▸ **Task details**: Report how many lines of the entries below contain the word "JSON", and nothing more.
□ □ □ □ □
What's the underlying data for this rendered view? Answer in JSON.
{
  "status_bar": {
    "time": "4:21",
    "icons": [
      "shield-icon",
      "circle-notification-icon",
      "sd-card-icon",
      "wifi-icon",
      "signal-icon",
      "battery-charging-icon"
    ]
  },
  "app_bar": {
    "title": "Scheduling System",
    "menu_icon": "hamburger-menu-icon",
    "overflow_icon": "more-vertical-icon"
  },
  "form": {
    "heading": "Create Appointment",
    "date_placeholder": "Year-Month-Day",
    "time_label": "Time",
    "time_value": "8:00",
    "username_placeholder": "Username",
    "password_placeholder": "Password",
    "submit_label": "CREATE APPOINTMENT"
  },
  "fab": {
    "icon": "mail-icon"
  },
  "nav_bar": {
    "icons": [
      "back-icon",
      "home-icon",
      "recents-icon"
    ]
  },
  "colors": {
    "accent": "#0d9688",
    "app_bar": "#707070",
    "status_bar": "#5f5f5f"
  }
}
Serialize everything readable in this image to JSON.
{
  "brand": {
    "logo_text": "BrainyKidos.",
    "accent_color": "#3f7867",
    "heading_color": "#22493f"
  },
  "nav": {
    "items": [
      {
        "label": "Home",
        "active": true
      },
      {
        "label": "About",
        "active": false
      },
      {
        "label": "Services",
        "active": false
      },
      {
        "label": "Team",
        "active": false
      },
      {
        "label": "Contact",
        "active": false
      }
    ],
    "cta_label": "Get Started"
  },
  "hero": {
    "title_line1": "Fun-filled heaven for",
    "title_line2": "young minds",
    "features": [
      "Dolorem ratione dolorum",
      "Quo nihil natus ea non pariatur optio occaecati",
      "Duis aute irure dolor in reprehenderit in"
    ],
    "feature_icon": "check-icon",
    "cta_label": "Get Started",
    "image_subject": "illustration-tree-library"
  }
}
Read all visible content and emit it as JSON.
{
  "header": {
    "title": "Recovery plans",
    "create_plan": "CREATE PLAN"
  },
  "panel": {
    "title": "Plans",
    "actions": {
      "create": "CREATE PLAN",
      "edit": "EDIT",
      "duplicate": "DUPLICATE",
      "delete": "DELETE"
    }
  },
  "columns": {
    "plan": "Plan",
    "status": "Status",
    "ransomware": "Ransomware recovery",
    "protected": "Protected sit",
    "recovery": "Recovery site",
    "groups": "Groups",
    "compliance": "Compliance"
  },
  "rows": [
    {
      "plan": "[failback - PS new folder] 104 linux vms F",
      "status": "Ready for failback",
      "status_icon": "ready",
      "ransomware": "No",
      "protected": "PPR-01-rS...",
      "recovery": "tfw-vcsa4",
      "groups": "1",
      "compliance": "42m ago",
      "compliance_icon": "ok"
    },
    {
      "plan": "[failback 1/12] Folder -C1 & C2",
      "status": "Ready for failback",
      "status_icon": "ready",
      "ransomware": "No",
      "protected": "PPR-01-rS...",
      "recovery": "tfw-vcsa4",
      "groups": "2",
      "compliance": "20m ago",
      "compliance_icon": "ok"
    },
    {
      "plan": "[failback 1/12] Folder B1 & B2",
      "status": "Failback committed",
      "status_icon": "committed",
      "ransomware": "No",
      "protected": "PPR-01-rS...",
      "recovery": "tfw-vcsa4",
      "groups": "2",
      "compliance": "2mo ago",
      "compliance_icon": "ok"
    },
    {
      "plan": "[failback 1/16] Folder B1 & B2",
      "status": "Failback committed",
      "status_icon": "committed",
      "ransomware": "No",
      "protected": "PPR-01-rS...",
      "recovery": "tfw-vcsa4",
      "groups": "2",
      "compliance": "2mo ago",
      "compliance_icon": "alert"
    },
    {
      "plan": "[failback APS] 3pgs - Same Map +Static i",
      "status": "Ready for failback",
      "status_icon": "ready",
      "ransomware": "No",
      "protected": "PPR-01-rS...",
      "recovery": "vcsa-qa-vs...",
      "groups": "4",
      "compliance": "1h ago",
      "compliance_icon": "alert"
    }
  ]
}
□ □ □ □ □
▸ **Task response**: 3